— Passage —
* * *
Sunday, May 09, 2010

Lawmakers surpised at TX inmates receiving email

Federal inmates already had email privileges, but apparently the Texas Legislature didn't realize they'd authorized the same thing, reports Mike Ward at the Statesman ("Inmates get email? Lawmakers want details," May 8):

Surprised by a revelation that Texas convicts can receive e-mails in state prisons, legislative leaders said Friday that they plan to investigate how the multimillion-dollar, no-bid deal came about and without any public debate.

And lawmakers and prison investigators said they have security concerns because e-mails can be sent from anonymous users with little trace of their true source.

Prison officials defended the e-mail system, saying the contract was handled properly and the system has operated without problems or security issues.

Even so, House leaders said they are researching to determine whether the e-mail system is allowed by a 2007 state law that permitted pay phones in Texas' 112 prisons.

Only incoming e-mails to convicts are allowed. In February alone, 111,000 e-mails were sent into state prisons, officials said.

Legislators said they first learned of the system in an American-Statesman report Thursday about an investigation of a prison smuggling ring, in which authorities had intercepted incoming e-mails as part of their ongoing case.

"This e-mail system may have tremendous benefits, but I have a lot of questions," said House Corrections Committee Chairman Jim McReynolds, D-Lufkin. "My committee is looking into this — how the contract came about, who signed it, what the rationale was behind it, whether the safeguards are appropriate, why the Legislature was kept out of the loop on this.
* * *
— Given data —
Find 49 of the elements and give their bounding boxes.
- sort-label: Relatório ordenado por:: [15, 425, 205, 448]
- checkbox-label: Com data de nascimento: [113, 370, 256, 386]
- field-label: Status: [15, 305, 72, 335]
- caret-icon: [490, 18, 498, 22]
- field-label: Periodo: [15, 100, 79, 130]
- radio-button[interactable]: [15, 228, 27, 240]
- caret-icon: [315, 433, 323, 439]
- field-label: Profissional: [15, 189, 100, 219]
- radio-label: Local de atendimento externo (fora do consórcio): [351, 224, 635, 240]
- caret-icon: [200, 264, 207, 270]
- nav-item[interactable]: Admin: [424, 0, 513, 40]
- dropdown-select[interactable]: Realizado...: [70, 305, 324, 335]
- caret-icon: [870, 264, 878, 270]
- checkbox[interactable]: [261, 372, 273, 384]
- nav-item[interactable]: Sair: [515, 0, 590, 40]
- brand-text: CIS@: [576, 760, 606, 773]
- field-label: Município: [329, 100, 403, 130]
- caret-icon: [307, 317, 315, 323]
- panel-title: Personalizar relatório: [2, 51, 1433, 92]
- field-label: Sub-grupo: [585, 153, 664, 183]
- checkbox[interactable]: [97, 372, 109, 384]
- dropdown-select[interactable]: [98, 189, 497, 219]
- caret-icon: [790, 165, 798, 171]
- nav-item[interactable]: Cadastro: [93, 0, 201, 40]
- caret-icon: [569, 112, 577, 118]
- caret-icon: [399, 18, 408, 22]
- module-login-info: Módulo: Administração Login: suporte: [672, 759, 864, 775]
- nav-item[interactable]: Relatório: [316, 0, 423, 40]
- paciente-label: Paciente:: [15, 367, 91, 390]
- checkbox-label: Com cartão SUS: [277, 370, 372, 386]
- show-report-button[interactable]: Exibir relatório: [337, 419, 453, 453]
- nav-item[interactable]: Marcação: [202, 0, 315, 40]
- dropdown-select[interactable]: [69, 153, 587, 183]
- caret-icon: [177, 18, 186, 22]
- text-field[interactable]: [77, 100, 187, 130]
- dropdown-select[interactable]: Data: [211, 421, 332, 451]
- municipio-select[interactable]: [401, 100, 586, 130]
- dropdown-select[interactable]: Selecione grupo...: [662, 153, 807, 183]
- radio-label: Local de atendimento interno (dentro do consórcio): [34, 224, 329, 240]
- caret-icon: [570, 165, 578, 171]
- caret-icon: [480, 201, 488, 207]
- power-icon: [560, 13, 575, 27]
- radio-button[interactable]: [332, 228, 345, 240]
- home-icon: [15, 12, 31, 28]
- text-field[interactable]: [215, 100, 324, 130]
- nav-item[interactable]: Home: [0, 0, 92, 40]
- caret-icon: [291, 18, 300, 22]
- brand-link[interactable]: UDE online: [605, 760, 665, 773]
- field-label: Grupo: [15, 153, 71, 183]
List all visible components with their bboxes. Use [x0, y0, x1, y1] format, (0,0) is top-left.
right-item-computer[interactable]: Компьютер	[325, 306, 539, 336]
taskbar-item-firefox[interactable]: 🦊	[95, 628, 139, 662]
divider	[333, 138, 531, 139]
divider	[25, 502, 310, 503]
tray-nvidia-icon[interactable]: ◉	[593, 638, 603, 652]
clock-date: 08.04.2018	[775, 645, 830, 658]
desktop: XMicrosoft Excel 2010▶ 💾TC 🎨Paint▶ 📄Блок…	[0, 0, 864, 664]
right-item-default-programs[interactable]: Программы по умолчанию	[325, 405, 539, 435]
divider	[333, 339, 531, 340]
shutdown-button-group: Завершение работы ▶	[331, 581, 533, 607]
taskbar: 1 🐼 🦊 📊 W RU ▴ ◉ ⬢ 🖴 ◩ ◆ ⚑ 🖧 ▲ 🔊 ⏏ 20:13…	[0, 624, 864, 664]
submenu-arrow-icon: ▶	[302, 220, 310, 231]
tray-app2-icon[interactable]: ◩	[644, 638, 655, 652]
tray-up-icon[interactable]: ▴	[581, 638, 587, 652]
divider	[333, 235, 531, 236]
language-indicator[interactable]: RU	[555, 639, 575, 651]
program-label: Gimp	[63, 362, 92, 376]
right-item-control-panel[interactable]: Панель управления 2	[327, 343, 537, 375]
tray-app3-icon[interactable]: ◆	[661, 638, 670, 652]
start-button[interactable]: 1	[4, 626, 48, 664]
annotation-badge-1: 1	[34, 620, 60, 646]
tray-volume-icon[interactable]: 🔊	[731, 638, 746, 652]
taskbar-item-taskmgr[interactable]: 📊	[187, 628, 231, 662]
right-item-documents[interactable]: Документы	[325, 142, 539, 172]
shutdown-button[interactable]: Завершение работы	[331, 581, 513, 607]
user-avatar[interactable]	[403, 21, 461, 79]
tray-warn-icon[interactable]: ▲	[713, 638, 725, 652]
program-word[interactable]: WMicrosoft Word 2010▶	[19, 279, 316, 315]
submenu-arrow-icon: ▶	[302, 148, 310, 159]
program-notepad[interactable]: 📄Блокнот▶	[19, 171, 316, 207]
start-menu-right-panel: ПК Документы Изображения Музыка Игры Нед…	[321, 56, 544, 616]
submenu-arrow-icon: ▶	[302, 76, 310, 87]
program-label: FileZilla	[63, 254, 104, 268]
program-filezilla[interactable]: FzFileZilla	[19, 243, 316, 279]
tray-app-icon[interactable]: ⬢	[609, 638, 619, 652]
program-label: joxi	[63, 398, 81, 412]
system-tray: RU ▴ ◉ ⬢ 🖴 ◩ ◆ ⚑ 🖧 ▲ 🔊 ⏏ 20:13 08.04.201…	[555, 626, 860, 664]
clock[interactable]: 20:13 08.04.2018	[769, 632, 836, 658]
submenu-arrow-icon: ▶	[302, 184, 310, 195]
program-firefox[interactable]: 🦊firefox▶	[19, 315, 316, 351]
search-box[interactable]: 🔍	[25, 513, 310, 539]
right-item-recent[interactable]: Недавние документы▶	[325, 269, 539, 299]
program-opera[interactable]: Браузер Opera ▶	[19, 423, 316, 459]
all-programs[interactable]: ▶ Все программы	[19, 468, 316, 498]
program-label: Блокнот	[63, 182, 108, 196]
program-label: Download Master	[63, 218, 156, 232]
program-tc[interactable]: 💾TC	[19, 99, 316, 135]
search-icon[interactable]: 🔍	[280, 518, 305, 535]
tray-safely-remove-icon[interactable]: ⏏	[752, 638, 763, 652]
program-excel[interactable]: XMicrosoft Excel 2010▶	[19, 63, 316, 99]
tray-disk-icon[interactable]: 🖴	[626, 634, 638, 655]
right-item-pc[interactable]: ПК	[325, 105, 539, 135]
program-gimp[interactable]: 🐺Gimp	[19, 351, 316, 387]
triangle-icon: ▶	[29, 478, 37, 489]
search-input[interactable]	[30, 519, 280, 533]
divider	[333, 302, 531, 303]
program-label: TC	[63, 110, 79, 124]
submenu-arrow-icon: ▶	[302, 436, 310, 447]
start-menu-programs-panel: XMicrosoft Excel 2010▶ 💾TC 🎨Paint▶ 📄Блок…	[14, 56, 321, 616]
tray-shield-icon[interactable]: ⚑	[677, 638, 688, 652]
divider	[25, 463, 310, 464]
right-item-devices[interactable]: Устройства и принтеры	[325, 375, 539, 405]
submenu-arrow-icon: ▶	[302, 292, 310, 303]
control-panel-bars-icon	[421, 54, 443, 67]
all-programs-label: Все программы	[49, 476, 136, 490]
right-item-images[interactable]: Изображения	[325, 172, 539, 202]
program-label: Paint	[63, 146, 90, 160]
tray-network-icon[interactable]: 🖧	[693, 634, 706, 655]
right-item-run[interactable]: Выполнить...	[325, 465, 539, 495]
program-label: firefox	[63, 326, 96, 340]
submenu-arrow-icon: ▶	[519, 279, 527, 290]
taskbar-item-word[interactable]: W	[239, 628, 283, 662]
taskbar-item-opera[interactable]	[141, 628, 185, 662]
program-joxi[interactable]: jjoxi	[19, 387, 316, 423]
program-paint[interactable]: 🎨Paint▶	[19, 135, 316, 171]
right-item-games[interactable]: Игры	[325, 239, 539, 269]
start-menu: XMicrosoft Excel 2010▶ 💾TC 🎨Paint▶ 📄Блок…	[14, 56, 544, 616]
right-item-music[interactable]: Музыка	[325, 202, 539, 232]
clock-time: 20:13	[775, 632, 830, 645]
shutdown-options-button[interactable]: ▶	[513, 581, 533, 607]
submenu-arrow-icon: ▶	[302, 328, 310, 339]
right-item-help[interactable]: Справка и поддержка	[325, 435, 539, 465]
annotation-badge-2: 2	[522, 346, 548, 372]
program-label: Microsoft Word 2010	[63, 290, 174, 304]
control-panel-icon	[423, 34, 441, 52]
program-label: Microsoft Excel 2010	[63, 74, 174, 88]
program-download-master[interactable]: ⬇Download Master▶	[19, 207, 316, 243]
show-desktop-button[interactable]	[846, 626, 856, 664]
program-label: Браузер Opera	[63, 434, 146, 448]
* * *
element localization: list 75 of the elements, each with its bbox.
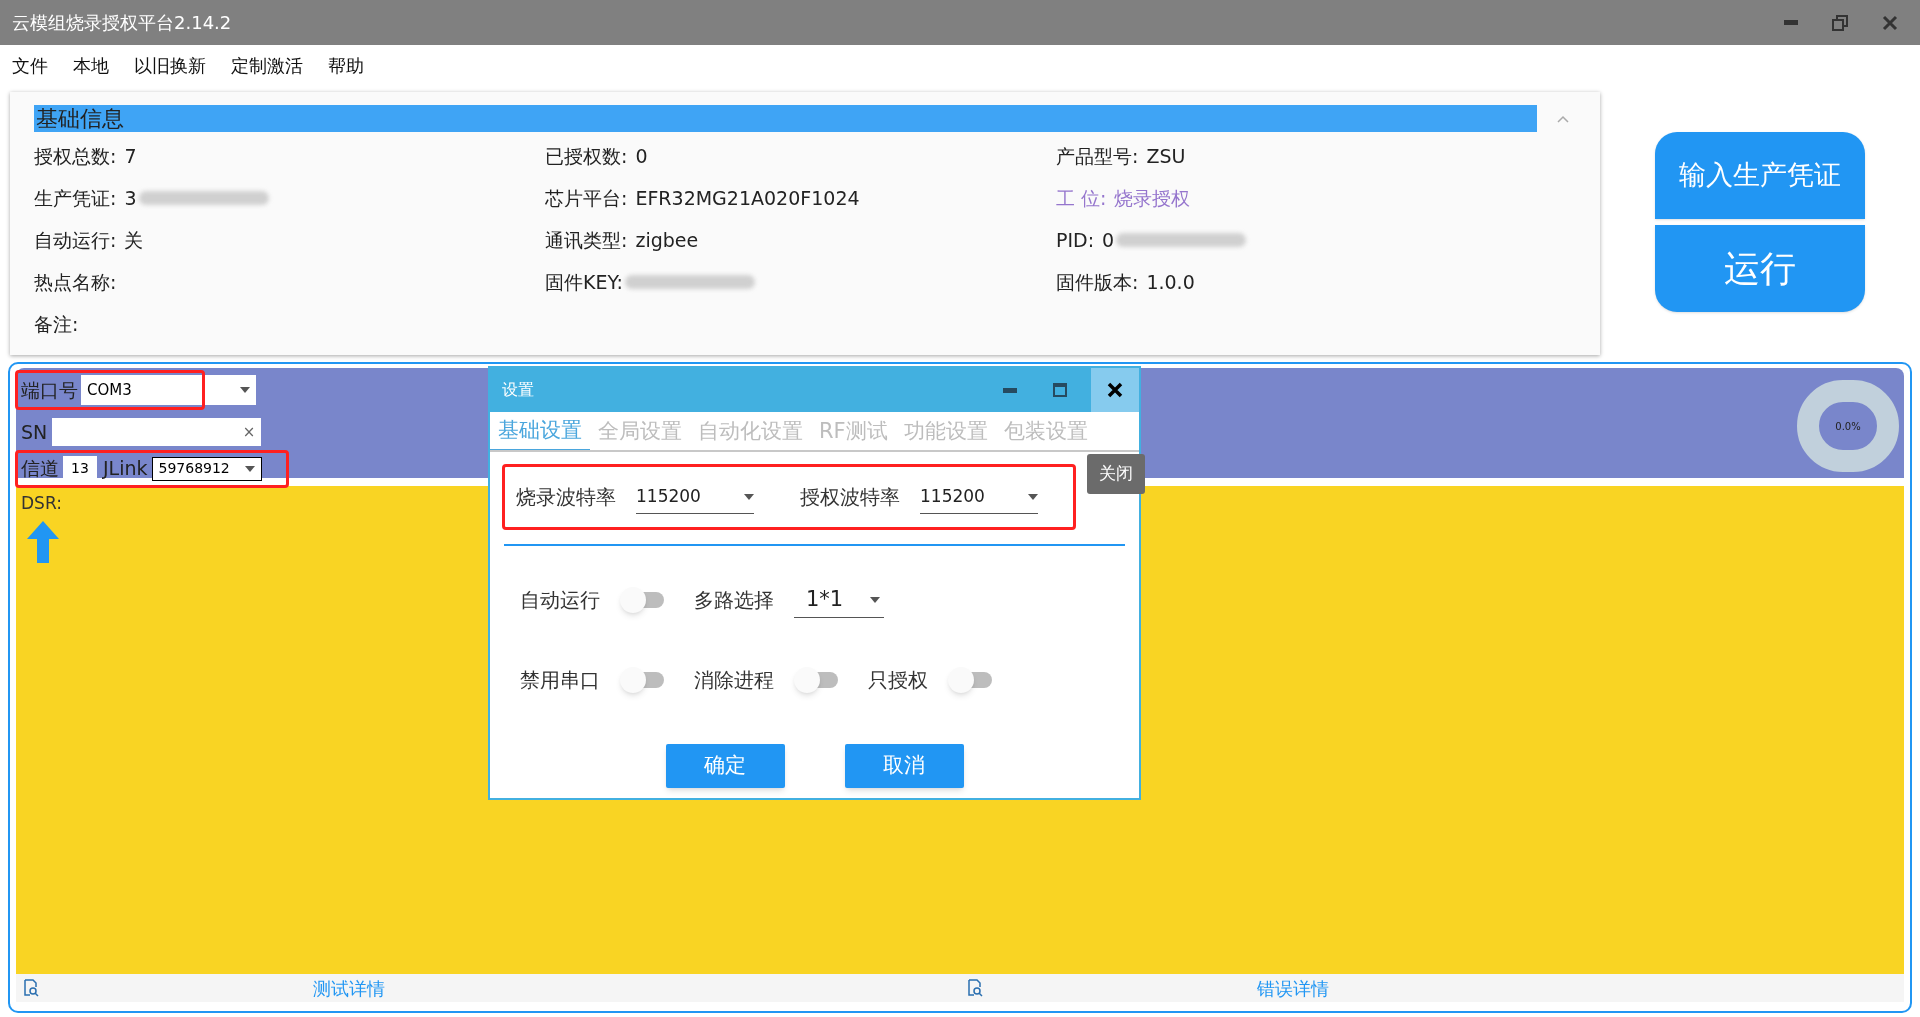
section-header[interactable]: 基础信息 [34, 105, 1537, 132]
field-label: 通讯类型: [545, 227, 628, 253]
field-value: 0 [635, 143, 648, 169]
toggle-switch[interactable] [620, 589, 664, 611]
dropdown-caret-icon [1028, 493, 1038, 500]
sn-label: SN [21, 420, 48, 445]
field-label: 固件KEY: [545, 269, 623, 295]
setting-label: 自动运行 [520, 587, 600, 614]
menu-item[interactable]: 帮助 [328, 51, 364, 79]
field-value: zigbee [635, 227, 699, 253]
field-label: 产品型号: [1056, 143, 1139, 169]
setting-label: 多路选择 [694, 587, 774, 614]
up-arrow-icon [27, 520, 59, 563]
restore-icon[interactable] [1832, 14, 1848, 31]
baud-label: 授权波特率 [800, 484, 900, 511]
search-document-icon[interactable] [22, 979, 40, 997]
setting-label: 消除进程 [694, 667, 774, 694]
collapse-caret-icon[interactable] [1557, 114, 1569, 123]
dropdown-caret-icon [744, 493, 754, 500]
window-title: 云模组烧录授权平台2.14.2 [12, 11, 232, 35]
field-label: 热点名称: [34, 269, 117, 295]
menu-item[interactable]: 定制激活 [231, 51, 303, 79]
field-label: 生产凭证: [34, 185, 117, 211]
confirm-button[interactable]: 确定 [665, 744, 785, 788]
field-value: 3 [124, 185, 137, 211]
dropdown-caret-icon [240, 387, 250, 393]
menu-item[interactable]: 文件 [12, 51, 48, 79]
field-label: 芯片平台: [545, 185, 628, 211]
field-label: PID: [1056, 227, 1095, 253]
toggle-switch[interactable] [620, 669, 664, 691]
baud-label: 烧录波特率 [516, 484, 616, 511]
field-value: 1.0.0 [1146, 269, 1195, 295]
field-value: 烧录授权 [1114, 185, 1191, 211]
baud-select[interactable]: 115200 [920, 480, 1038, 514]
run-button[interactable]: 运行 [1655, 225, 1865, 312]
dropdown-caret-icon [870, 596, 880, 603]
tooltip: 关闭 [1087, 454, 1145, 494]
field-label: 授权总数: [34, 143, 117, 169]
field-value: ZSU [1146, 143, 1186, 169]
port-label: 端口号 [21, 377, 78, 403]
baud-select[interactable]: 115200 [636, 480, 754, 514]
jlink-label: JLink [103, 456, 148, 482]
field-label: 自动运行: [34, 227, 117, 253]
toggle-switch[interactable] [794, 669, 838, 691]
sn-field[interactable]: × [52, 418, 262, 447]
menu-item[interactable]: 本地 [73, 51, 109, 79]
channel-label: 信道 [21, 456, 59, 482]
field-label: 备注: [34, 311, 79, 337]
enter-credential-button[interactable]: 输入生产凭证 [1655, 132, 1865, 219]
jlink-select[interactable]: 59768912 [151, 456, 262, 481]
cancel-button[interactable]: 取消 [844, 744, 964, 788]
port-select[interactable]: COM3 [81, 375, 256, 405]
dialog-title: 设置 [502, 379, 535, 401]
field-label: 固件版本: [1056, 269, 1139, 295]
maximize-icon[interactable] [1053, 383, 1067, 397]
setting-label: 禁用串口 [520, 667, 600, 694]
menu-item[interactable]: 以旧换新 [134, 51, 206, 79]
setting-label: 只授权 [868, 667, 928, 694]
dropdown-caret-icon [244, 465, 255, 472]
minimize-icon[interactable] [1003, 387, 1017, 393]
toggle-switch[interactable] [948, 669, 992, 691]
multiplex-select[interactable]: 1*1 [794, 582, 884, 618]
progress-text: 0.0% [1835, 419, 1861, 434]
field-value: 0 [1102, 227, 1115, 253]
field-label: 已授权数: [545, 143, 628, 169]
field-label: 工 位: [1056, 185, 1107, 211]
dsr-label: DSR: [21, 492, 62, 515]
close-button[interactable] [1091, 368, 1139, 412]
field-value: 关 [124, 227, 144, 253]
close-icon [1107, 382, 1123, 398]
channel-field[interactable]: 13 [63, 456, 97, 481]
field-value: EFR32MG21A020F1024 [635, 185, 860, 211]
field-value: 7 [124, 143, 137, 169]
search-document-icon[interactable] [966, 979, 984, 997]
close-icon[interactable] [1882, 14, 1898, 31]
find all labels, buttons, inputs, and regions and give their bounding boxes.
* * *
— Instructions —
1. Rewrite the paragraph in the Texas inmate email post above that begins "Surprised by a revelation" as one shorter sentence that keeps its main facts.
2. In the Texas inmate email post above, retype the stretch from "Surprised by a" through "any public debate." word for word.
3. Write what comes next in the Texas inmate email post, picking up right after its last sentence.

— The answers —
1. Legislative leaders, surprised to learn that Texas convicts can receive e-mails in state prisons, said Friday they plan to investigate how the multimillion-dollar, no-bid deal was made without public debate.

2.
Surprised by a revelation that Texas convicts can receive e-mails in state prisons, legislative leaders said Friday that they plan to investigate how the multimillion-dollar, no-bid deal came about and without any public debate.

3.
The security benefits are enormous from providing inmates secure avenues for legitimate communications and monitoring illicit contacts. As evidence of that effectiveness, the fact that inmates may receive email came to light after saved incoming messages helped break up a prison contraband smuggling gang. Before the new system was installed, those communications might take place through smuggled notes or illegal cell phones.

Communications, like contraband, can always enter and exit prisons through illegitimate means. So providing a venue for legitimate communication gives prison operators more tools to encourage positive interaction with family members, attorneys, etc., in the outside world and discourage or punish those violating the rules. Legislators are right to look closely at the agreement if they weren't aware of it. But when they do, I suspect they'll discover that - for the exact same reasons it was wise to install the new phone system - it makes sense to allow limited, monitored inmate email and would be a disservice to discontinue it.


sunray's wench said...

I would be hugely disappointed if the email service was suspended or discontinued. However, if it really wasn't part of the agreed deal, then it needs to be looked at properly.

What concerns me more is the fees that Jpay charge to use the service. I wonder if readers are aware that just because the cost of a pre-paid phone call using the TDCJ phone service is 24c per minute, the fees that Jpay charge to add money to the inmates' phone account is $8. So to put $10 on the phone account, you would actually have to have $18, and the cost rises incrementally depending on the amount you wish to deposit.

$8 for a few seconds "work". I'm in the wrong job.

Jennie said...

Of course it was part of the deal. Do you really think that just anyone can come in, set up computer equipment, train people on how to use it and not have prior approval?

Is it expensive? Yes. I have seen the rates go up just this year by $1 per submission of funds. It would be nice if they gave advance notice. They are not a very friendly company - customer support is a laughing matter.

And unless you know to use the small font and shorten words even sending an email is expensive.

But if I want to tell someone that important happened and get it to them a bit faster than snail mail, then it is great.

It is what it is - a service offered to families of people locked up in prison. It isn't for the inmates, it is for their family members and for the state to make money.

sunray's wench said...

Jennie said: "Of course it was part of the deal. Do you really think that just anyone can come in, set up computer equipment, train people on how to use it and not have prior approval?"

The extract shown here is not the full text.